Lines that contain the string "making" are to be copied; leave out all others.
--- start of THE RECORDS ---
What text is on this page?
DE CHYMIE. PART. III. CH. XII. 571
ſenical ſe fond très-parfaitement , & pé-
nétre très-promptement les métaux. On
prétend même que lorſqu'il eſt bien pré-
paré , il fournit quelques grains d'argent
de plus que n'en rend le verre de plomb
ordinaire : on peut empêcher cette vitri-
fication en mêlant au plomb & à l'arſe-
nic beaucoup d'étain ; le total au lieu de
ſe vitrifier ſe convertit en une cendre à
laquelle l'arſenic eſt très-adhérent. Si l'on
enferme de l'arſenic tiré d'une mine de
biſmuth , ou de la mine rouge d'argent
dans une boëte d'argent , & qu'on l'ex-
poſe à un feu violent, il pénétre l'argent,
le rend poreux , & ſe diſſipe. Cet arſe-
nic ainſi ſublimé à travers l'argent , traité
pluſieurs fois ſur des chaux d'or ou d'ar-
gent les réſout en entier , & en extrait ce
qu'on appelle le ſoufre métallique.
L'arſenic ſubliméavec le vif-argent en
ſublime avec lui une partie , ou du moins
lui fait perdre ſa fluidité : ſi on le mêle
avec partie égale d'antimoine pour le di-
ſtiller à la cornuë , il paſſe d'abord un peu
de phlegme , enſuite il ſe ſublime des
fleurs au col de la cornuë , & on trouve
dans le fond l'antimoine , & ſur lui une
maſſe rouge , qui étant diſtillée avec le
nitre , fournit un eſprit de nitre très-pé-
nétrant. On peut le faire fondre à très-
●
--- end of THE RECORDS ---
--- start of THE RECORDS ---
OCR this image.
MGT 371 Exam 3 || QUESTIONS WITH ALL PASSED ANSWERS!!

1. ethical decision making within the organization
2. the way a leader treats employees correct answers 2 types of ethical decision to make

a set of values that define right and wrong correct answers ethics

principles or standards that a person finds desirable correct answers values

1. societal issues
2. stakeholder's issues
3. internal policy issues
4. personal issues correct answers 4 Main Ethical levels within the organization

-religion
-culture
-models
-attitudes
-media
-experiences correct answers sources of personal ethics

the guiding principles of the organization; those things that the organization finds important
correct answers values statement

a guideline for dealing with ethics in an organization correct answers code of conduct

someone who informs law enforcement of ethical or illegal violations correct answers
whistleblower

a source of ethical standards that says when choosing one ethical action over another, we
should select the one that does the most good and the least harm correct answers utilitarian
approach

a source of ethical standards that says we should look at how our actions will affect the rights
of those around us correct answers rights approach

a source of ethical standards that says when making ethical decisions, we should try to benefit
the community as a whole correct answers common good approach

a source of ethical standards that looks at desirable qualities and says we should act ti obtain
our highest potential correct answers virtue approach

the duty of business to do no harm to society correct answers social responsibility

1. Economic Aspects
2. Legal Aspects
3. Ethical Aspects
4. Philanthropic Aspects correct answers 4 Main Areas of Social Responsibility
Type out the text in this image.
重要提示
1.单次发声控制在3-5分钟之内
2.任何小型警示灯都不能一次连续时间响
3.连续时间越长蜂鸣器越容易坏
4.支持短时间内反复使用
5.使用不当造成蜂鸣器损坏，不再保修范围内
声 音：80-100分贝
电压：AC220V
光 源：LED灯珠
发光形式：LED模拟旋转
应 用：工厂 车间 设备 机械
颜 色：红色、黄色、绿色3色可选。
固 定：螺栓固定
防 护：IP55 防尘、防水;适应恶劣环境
--- end of THE RECORDS ---
§ **OUTPUT FOR THIS EXERCISE**
1. ethical decision making within the organization
a source of ethical standards that says when making ethical decisions, we should try to benefit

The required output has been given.